Start Data lines
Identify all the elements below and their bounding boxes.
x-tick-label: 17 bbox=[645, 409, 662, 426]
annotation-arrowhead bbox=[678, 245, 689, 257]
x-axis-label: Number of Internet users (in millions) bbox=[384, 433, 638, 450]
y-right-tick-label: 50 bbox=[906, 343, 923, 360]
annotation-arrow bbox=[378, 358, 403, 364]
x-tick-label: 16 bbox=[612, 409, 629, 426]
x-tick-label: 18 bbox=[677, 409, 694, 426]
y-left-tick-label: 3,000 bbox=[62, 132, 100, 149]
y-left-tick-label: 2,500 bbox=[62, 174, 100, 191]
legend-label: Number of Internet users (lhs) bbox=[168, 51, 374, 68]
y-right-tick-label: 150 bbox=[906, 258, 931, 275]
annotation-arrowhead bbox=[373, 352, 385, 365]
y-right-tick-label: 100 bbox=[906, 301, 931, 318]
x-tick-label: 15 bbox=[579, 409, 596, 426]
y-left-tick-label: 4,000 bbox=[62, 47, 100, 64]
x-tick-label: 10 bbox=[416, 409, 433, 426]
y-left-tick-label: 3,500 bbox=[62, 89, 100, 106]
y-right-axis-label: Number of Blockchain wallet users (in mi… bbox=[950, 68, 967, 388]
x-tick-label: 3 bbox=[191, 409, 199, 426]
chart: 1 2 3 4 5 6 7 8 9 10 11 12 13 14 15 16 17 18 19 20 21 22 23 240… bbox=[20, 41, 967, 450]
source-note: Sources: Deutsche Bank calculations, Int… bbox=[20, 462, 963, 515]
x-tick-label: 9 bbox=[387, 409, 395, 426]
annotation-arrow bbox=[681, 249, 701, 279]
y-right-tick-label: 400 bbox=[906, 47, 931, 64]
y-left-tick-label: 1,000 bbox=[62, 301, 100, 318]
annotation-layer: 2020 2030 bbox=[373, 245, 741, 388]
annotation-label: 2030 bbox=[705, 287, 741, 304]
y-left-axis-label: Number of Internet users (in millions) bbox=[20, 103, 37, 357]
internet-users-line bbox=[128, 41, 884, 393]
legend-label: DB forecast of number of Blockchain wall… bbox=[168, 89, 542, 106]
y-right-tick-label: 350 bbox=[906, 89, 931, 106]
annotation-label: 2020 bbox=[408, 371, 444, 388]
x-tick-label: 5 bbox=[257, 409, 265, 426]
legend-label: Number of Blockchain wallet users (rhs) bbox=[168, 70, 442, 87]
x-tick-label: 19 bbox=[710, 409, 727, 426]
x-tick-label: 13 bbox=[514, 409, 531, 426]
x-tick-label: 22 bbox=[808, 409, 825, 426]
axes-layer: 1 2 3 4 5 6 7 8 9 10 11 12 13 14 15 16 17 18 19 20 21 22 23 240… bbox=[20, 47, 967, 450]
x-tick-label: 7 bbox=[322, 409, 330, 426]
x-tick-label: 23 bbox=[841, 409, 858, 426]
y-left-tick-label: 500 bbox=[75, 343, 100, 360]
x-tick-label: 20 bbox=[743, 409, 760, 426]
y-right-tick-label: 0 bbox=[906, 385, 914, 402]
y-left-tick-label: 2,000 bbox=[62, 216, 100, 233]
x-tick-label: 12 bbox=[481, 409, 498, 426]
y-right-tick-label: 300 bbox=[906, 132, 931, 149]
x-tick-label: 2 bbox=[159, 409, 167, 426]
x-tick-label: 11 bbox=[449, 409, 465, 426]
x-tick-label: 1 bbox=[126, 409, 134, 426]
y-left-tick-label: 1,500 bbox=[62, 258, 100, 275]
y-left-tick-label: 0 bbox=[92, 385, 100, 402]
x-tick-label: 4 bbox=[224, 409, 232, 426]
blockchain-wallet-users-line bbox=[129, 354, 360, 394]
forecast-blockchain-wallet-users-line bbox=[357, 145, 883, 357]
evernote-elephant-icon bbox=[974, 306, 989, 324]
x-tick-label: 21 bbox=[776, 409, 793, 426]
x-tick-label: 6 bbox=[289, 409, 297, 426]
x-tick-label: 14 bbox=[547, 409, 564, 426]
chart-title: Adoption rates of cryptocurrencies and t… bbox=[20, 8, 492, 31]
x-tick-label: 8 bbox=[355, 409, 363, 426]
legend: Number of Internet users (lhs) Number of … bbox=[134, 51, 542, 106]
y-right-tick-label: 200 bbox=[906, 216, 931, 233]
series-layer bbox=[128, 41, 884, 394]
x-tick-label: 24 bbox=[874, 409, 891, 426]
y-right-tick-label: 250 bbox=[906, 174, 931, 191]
End Data lines
# Task details:
Copy the records from the first line through the line containing "x-tick-label: 15 bbox=[579, 409, 596, 426]", changing "x-tick-label" to "x-axis-tick" each time it appears and keeping everything else the same.

# Solution for this task:
Identify all the elements below and their bounding boxes.
x-axis-tick: 17 bbox=[645, 409, 662, 426]
annotation-arrowhead bbox=[678, 245, 689, 257]
x-axis-label: Number of Internet users (in millions) bbox=[384, 433, 638, 450]
y-right-tick-label: 50 bbox=[906, 343, 923, 360]
annotation-arrow bbox=[378, 358, 403, 364]
x-axis-tick: 16 bbox=[612, 409, 629, 426]
x-axis-tick: 18 bbox=[677, 409, 694, 426]
y-left-tick-label: 3,000 bbox=[62, 132, 100, 149]
y-left-tick-label: 2,500 bbox=[62, 174, 100, 191]
legend-label: Number of Internet users (lhs) bbox=[168, 51, 374, 68]
y-right-tick-label: 150 bbox=[906, 258, 931, 275]
annotation-arrowhead bbox=[373, 352, 385, 365]
y-right-tick-label: 100 bbox=[906, 301, 931, 318]
x-axis-tick: 15 bbox=[579, 409, 596, 426]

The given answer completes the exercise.